[Dataset records]

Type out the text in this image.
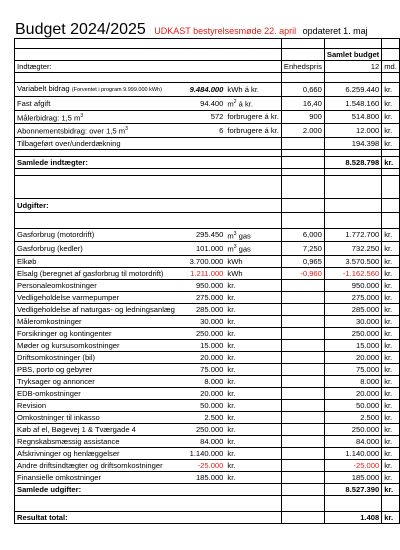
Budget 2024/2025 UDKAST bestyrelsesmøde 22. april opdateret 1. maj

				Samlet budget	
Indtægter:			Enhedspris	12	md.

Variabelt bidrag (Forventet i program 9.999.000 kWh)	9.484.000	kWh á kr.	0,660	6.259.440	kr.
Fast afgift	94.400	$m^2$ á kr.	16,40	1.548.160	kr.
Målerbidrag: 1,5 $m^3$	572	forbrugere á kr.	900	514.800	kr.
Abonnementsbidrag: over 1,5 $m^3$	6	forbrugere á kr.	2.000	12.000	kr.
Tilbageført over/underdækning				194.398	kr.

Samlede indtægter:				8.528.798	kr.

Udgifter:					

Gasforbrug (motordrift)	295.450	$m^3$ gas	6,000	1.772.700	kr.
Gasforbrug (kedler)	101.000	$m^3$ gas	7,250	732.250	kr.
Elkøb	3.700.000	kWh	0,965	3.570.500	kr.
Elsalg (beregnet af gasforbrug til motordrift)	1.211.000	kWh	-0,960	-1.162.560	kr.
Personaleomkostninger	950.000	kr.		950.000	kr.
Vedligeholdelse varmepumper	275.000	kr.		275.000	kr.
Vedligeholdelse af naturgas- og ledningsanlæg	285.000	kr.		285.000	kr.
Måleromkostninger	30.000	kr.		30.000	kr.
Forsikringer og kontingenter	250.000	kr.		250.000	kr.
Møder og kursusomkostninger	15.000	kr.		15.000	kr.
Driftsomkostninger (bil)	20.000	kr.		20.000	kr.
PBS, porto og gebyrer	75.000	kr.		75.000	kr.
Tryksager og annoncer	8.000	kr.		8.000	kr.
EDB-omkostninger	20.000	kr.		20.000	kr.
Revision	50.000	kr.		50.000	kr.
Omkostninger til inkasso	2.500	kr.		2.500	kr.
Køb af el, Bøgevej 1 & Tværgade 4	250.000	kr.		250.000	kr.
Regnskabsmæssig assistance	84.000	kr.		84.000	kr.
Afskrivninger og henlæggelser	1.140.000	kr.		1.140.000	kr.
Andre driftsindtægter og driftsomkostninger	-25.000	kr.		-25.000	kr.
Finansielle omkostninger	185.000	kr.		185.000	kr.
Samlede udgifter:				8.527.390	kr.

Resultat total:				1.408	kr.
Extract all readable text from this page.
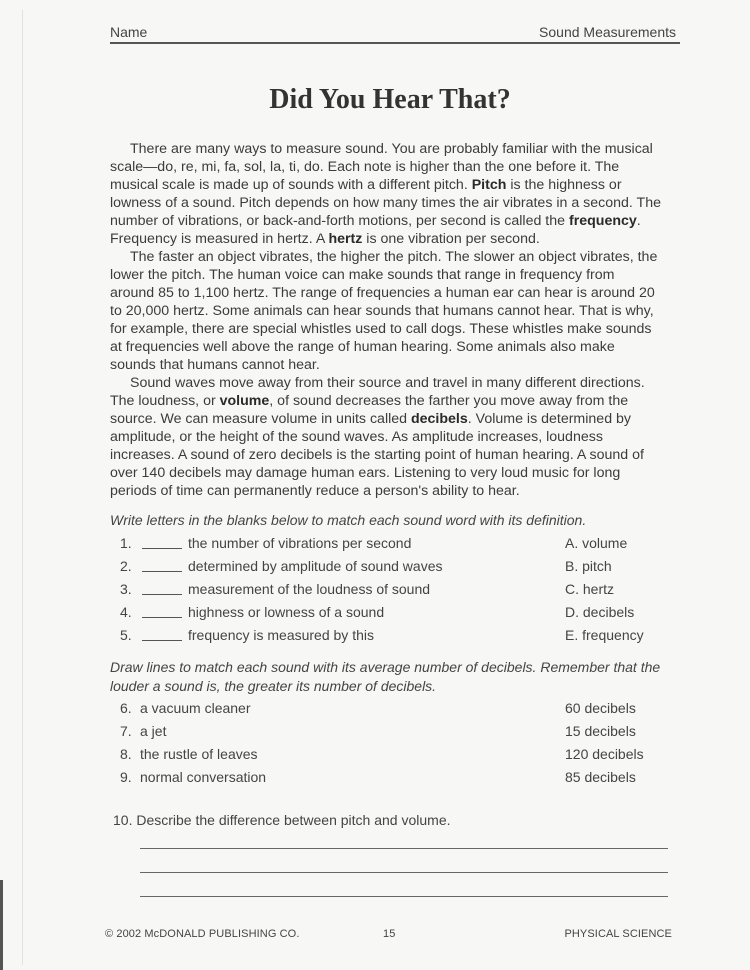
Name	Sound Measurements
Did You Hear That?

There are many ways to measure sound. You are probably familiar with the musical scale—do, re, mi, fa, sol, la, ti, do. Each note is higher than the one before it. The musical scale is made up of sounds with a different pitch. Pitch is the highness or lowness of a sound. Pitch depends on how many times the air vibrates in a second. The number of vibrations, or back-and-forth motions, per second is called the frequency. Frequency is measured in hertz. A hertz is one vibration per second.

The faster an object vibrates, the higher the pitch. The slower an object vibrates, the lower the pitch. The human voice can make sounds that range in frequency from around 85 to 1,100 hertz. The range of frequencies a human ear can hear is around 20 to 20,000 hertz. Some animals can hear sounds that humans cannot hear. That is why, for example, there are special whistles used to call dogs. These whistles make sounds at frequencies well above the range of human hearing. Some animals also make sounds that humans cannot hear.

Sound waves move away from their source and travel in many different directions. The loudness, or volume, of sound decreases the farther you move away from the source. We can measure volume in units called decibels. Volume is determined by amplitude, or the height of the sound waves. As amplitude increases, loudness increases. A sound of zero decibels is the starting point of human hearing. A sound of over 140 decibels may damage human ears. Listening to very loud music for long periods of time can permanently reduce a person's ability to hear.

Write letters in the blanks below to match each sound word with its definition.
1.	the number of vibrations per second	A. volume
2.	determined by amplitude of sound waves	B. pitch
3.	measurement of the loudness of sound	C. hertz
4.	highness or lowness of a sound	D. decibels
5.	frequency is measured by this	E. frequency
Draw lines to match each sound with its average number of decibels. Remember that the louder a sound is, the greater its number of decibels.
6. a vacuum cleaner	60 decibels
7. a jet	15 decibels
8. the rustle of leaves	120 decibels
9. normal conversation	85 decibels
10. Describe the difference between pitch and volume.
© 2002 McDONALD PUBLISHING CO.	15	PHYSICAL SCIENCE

...

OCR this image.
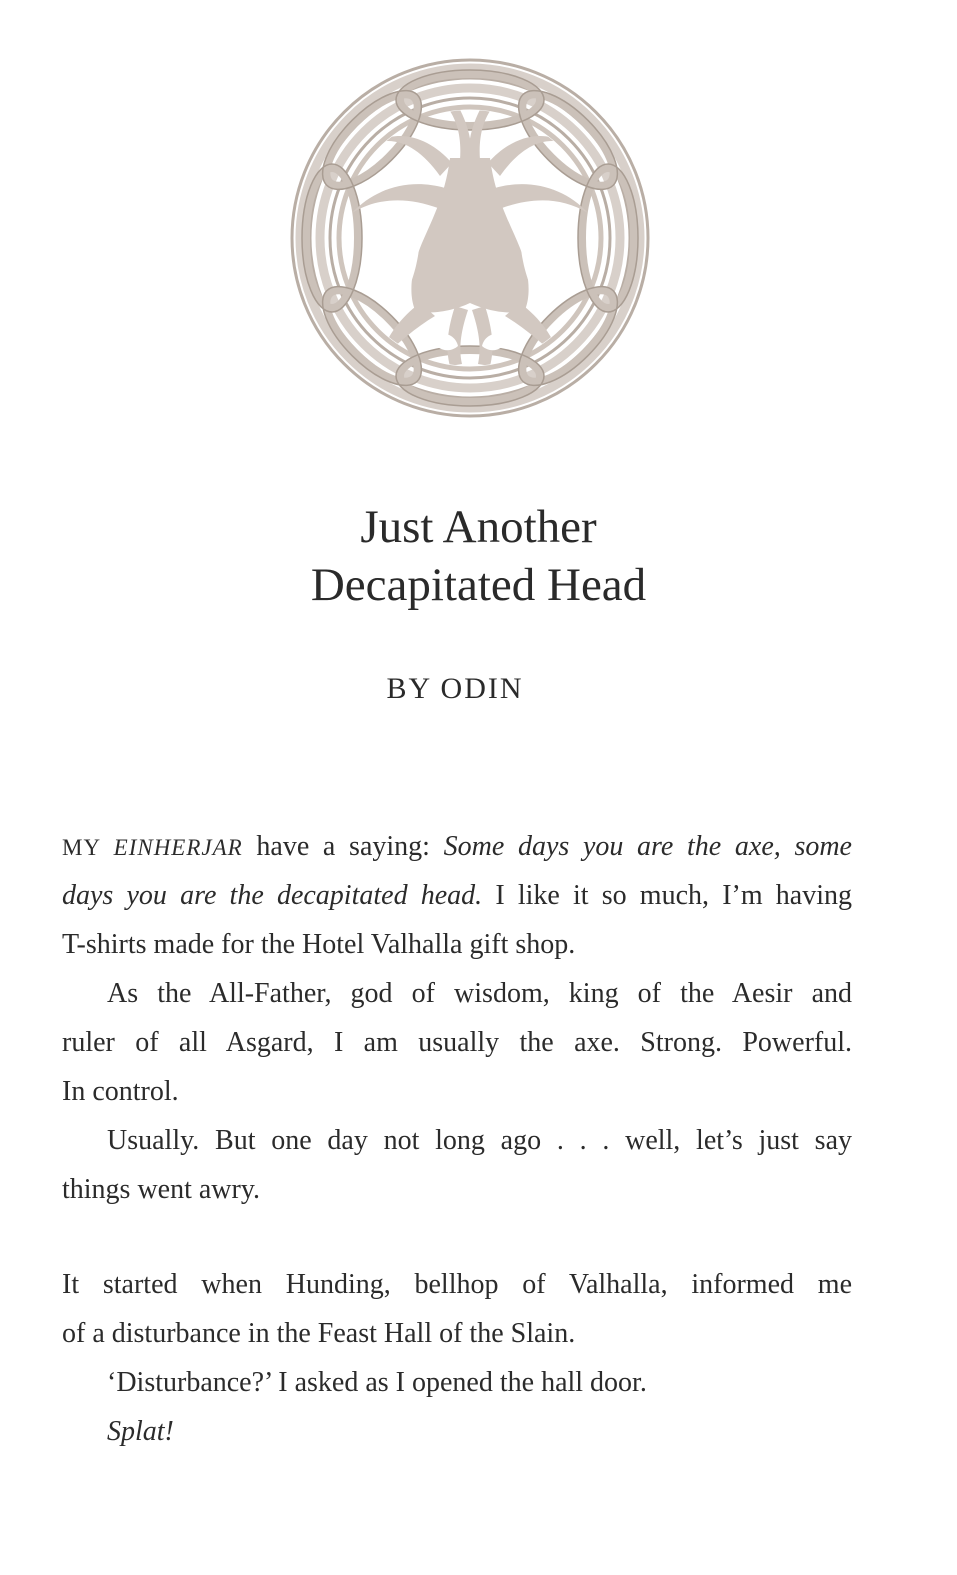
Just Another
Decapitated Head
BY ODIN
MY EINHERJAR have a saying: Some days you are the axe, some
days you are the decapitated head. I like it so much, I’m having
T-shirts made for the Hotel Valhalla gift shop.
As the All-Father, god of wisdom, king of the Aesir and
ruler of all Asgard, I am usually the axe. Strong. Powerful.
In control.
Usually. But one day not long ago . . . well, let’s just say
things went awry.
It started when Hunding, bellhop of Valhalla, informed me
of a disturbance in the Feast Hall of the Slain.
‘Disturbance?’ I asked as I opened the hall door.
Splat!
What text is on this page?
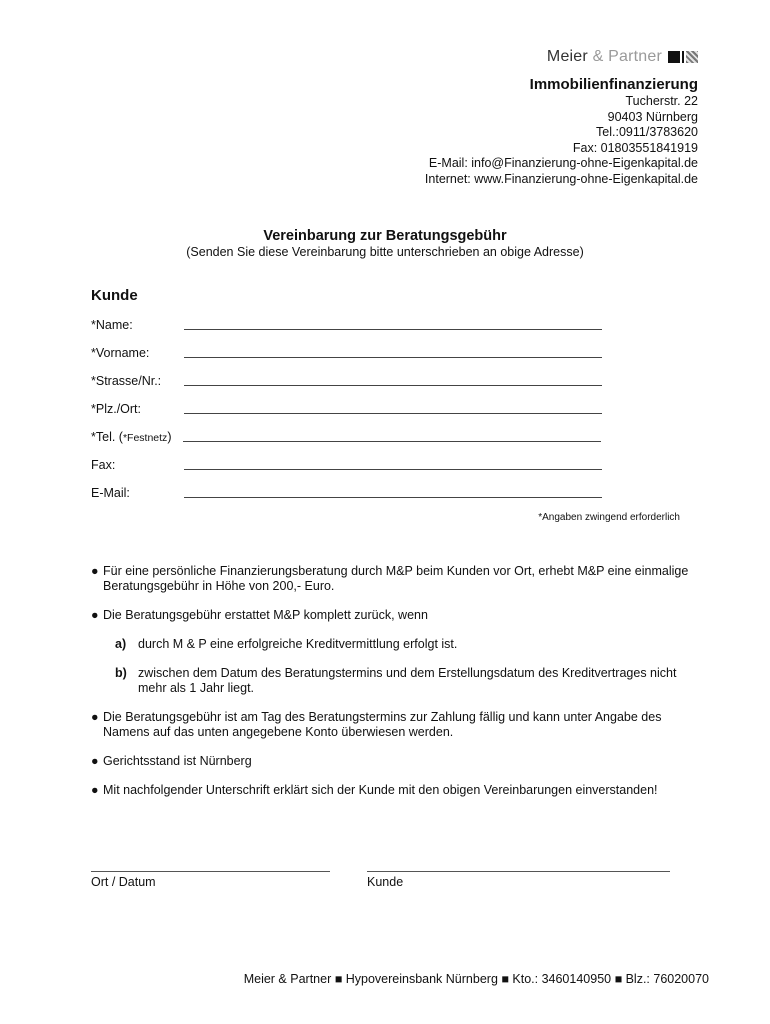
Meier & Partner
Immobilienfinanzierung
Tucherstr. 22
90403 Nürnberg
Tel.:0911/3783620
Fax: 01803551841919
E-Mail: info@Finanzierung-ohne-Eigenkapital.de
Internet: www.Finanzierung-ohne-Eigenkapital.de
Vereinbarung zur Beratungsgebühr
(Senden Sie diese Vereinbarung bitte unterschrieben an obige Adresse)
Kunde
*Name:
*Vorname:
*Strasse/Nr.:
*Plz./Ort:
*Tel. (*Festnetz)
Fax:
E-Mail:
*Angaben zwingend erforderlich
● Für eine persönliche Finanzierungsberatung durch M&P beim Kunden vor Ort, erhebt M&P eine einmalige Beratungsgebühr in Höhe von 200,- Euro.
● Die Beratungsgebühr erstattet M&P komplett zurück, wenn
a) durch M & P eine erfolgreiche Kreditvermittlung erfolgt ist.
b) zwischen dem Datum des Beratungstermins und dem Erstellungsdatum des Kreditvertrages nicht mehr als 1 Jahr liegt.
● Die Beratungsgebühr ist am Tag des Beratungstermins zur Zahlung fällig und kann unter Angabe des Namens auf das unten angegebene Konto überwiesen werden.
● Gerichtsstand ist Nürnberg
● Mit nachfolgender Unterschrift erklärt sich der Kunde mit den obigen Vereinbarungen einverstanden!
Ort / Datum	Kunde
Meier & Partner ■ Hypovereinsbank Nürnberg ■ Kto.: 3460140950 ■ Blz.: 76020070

§ **WHAT THE TASK ASKS**:
Collect the lines that hold "Datum".

§ **RESULT**:
b) zwischen dem Datum des Beratungstermins und dem Erstellungsdatum des Kreditvertrages nicht mehr als 1 Jahr liegt.
Ort / Datum	Kunde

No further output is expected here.